■ **YOUR GOAL**
Repeat the listing exactly as given, omitting every image.
* begin MATERIAL SUPPLIED *
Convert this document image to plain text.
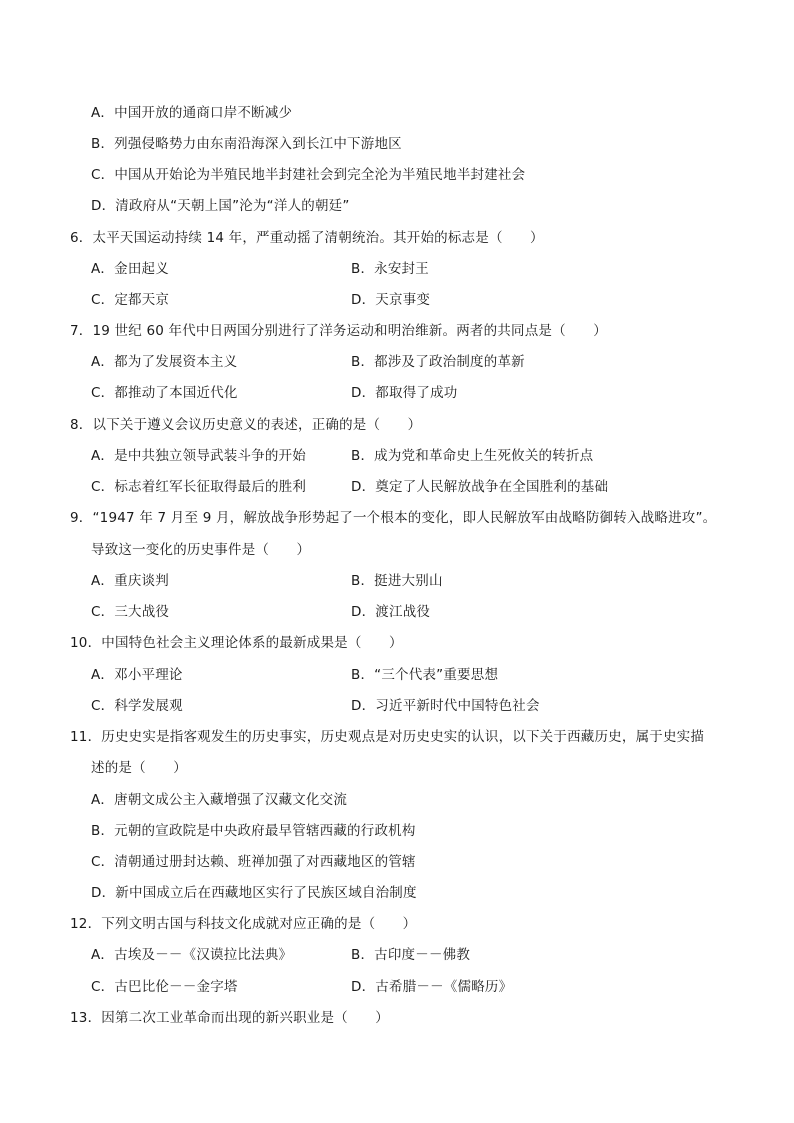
A．中国开放的通商口岸不断减少
B．列强侵略势力由东南沿海深入到长江中下游地区
C．中国从开始论为半殖民地半封建社会到完全沦为半殖民地半封建社会
D．清政府从“天朝上国”沦为“洋人的朝廷”
6．太平天国运动持续 14 年，严重动摇了清朝统治。其开始的标志是（　　）
A．金田起义	B．永安封王
C．定都天京	D．天京事变
7．19 世纪 60 年代中日两国分别进行了洋务运动和明治维新。两者的共同点是（　　）
A．都为了发展资本主义	B．都涉及了政治制度的革新
C．都推动了本国近代化	D．都取得了成功
8．以下关于遵义会议历史意义的表述，正确的是（　　）
A．是中共独立领导武装斗争的开始	B．成为党和革命史上生死攸关的转折点
C．标志着红军长征取得最后的胜利	D．奠定了人民解放战争在全国胜利的基础
9．“1947 年 7 月至 9 月，解放战争形势起了一个根本的变化，即人民解放军由战略防御转入战略进攻”。
导致这一变化的历史事件是（　　）
A．重庆谈判	B．挺进大别山
C．三大战役	D．渡江战役
10．中国特色社会主义理论体系的最新成果是（　　）
A．邓小平理论	B．“三个代表”重要思想
C．科学发展观	D．习近平新时代中国特色社会
11．历史史实是指客观发生的历史事实，历史观点是对历史史实的认识，以下关于西藏历史，属于史实描
述的是（　　）
A．唐朝文成公主入藏增强了汉藏文化交流
B．元朝的宣政院是中央政府最早管辖西藏的行政机构
C．清朝通过册封达赖、班禅加强了对西藏地区的管辖
D．新中国成立后在西藏地区实行了民族区域自治制度
12．下列文明古国与科技文化成就对应正确的是（　　）
A．古埃及－－《汉谟拉比法典》	B．古印度－－佛教
C．古巴比伦－－金字塔	D．古希腊－－《儒略历》
13．因第二次工业革命而出现的新兴职业是（　　）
* end MATERIAL SUPPLIED *
■ **RESPONSE TO THIS EXERCISE**
Convert this document image to plain text.
A．中国开放的通商口岸不断减少
B．列强侵略势力由东南沿海深入到长江中下游地区
C．中国从开始论为半殖民地半封建社会到完全沦为半殖民地半封建社会
D．清政府从“天朝上国”沦为“洋人的朝廷”
6．太平天国运动持续 14 年，严重动摇了清朝统治。其开始的标志是（　　）
A．金田起义	B．永安封王
C．定都天京	D．天京事变
7．19 世纪 60 年代中日两国分别进行了洋务运动和明治维新。两者的共同点是（　　）
A．都为了发展资本主义	B．都涉及了政治制度的革新
C．都推动了本国近代化	D．都取得了成功
8．以下关于遵义会议历史意义的表述，正确的是（　　）
A．是中共独立领导武装斗争的开始	B．成为党和革命史上生死攸关的转折点
C．标志着红军长征取得最后的胜利	D．奠定了人民解放战争在全国胜利的基础
9．“1947 年 7 月至 9 月，解放战争形势起了一个根本的变化，即人民解放军由战略防御转入战略进攻”。
导致这一变化的历史事件是（　　）
A．重庆谈判	B．挺进大别山
C．三大战役	D．渡江战役
10．中国特色社会主义理论体系的最新成果是（　　）
A．邓小平理论	B．“三个代表”重要思想
C．科学发展观	D．习近平新时代中国特色社会
11．历史史实是指客观发生的历史事实，历史观点是对历史史实的认识，以下关于西藏历史，属于史实描
述的是（　　）
A．唐朝文成公主入藏增强了汉藏文化交流
B．元朝的宣政院是中央政府最早管辖西藏的行政机构
C．清朝通过册封达赖、班禅加强了对西藏地区的管辖
D．新中国成立后在西藏地区实行了民族区域自治制度
12．下列文明古国与科技文化成就对应正确的是（　　）
A．古埃及－－《汉谟拉比法典》	B．古印度－－佛教
C．古巴比伦－－金字塔	D．古希腊－－《儒略历》
13．因第二次工业革命而出现的新兴职业是（　　）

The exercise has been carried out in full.